— start PROVIDED MATERIAL —

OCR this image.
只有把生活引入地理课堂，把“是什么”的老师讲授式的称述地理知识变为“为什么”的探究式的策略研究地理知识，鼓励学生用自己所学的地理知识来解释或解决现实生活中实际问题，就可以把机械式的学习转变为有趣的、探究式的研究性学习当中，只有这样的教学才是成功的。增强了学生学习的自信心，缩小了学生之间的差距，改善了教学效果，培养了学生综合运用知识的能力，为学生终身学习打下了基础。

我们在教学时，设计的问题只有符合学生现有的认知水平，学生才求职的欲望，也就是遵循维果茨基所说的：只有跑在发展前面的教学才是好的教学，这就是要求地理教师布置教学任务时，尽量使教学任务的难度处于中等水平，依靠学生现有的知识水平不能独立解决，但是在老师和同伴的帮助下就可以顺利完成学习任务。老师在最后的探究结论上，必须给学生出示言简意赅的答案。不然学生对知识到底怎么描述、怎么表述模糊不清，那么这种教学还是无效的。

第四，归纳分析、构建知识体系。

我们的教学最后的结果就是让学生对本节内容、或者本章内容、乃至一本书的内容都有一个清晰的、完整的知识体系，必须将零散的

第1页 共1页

— end PROVIDED MATERIAL —

**WHAT IS EXPECTED:**
Quote the entire listing above exactly.

**FINAL RESULT:**
OCR this image.
只有把生活引入地理课堂，把“是什么”的老师讲授式的称述地理知识变为“为什么”的探究式的策略研究地理知识，鼓励学生用自己所学的地理知识来解释或解决现实生活中实际问题，就可以把机械式的学习转变为有趣的、探究式的研究性学习当中，只有这样的教学才是成功的。增强了学生学习的自信心，缩小了学生之间的差距，改善了教学效果，培养了学生综合运用知识的能力，为学生终身学习打下了基础。

我们在教学时，设计的问题只有符合学生现有的认知水平，学生才求职的欲望，也就是遵循维果茨基所说的：只有跑在发展前面的教学才是好的教学，这就是要求地理教师布置教学任务时，尽量使教学任务的难度处于中等水平，依靠学生现有的知识水平不能独立解决，但是在老师和同伴的帮助下就可以顺利完成学习任务。老师在最后的探究结论上，必须给学生出示言简意赅的答案。不然学生对知识到底怎么描述、怎么表述模糊不清，那么这种教学还是无效的。

第四，归纳分析、构建知识体系。

我们的教学最后的结果就是让学生对本节内容、或者本章内容、乃至一本书的内容都有一个清晰的、完整的知识体系，必须将零散的

第1页 共1页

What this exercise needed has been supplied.